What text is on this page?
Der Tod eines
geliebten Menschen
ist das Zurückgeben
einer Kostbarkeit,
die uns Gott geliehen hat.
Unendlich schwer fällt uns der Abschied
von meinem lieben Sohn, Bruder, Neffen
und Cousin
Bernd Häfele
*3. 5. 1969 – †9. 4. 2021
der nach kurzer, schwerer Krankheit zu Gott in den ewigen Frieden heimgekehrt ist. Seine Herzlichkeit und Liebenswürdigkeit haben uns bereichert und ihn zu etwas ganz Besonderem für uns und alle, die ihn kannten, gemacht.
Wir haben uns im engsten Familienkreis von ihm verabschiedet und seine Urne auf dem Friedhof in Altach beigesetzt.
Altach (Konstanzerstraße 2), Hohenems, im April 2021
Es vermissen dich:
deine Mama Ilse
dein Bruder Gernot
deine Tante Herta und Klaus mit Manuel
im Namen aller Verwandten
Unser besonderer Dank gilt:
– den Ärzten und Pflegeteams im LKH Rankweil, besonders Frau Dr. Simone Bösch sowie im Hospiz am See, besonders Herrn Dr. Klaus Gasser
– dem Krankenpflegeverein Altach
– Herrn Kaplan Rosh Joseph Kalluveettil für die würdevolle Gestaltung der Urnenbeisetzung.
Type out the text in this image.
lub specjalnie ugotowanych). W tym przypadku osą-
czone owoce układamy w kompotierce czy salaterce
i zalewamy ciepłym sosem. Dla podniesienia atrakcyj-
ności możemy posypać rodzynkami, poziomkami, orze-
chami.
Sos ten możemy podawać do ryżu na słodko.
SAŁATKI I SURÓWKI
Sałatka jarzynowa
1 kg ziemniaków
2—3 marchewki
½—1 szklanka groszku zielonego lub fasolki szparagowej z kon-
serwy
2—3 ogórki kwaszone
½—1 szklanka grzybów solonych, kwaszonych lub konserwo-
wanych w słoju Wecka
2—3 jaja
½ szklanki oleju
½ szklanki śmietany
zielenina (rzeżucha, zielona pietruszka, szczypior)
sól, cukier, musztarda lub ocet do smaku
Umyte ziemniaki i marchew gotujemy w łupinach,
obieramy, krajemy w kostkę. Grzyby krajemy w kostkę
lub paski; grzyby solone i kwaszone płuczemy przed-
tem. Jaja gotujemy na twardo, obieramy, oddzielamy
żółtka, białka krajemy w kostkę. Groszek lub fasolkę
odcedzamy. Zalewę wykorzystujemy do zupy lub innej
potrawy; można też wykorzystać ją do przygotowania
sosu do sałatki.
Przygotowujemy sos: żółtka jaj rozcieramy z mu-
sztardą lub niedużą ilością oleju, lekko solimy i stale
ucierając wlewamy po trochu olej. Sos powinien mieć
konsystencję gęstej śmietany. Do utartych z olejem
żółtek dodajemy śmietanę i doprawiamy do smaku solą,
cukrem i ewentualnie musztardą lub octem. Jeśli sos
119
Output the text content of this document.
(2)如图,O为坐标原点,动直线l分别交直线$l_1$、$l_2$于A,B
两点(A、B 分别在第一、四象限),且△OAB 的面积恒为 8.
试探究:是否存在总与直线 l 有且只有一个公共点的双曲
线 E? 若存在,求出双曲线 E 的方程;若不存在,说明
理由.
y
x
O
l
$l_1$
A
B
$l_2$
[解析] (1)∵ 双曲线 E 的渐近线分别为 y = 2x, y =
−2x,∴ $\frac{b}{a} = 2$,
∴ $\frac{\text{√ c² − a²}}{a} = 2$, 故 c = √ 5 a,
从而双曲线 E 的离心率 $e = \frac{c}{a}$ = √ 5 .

_THE REQUEST_
Find the lines with the string "kwaszone" and reproduce them.

_RESULT OF THIS EXERCISE_
2—3 ogórki kwaszone
lub paski; grzyby solone i kwaszone płuczemy przed-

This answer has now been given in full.